_GOAL:_ Copy every line of the following data that includes the string "汨罗市教育体育局".

○ ○ ○

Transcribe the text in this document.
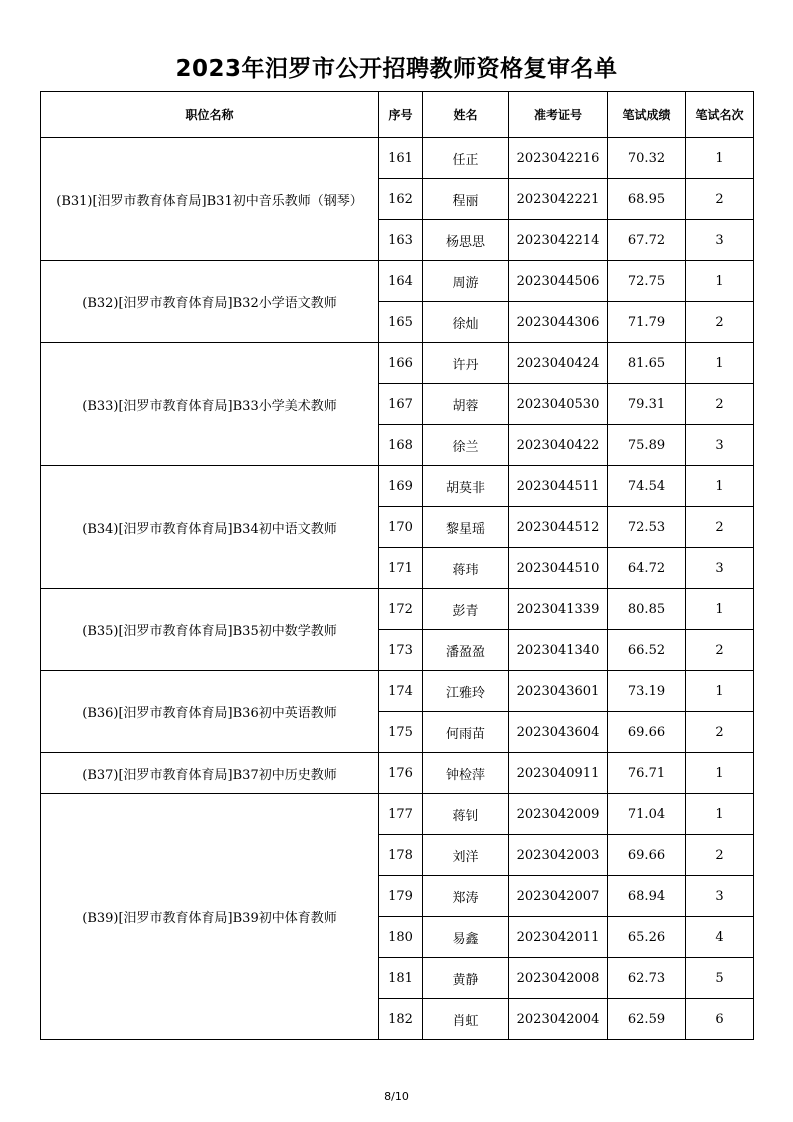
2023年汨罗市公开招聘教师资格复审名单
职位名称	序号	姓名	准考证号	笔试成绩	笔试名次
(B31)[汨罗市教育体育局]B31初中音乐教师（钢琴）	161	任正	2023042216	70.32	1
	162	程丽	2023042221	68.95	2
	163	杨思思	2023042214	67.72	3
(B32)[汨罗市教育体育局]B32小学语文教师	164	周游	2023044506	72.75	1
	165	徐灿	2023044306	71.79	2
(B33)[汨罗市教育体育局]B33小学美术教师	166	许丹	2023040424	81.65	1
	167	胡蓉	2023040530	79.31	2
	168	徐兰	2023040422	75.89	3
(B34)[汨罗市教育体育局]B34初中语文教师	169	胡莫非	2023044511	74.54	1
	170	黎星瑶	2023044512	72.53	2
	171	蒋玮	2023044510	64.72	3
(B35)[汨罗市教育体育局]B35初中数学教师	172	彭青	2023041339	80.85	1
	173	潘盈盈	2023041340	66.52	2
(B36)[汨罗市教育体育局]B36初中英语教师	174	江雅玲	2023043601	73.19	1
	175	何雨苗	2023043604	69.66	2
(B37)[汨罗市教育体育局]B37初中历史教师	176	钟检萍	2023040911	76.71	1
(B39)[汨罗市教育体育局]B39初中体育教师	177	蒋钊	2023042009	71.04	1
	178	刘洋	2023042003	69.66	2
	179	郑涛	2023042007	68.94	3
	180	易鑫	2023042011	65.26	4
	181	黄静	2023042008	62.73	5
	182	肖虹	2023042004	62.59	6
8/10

○ ○ ○

_WRITTEN RESPONSE:_
(B31)[汨罗市教育体育局]B31初中音乐教师（钢琴）	161	任正	2023042216	70.32	1
(B32)[汨罗市教育体育局]B32小学语文教师	164	周游	2023044506	72.75	1
(B33)[汨罗市教育体育局]B33小学美术教师	166	许丹	2023040424	81.65	1
(B34)[汨罗市教育体育局]B34初中语文教师	169	胡莫非	2023044511	74.54	1
(B35)[汨罗市教育体育局]B35初中数学教师	172	彭青	2023041339	80.85	1
(B36)[汨罗市教育体育局]B36初中英语教师	174	江雅玲	2023043601	73.19	1
(B37)[汨罗市教育体育局]B37初中历史教师	176	钟检萍	2023040911	76.71	1
(B39)[汨罗市教育体育局]B39初中体育教师	177	蒋钊	2023042009	71.04	1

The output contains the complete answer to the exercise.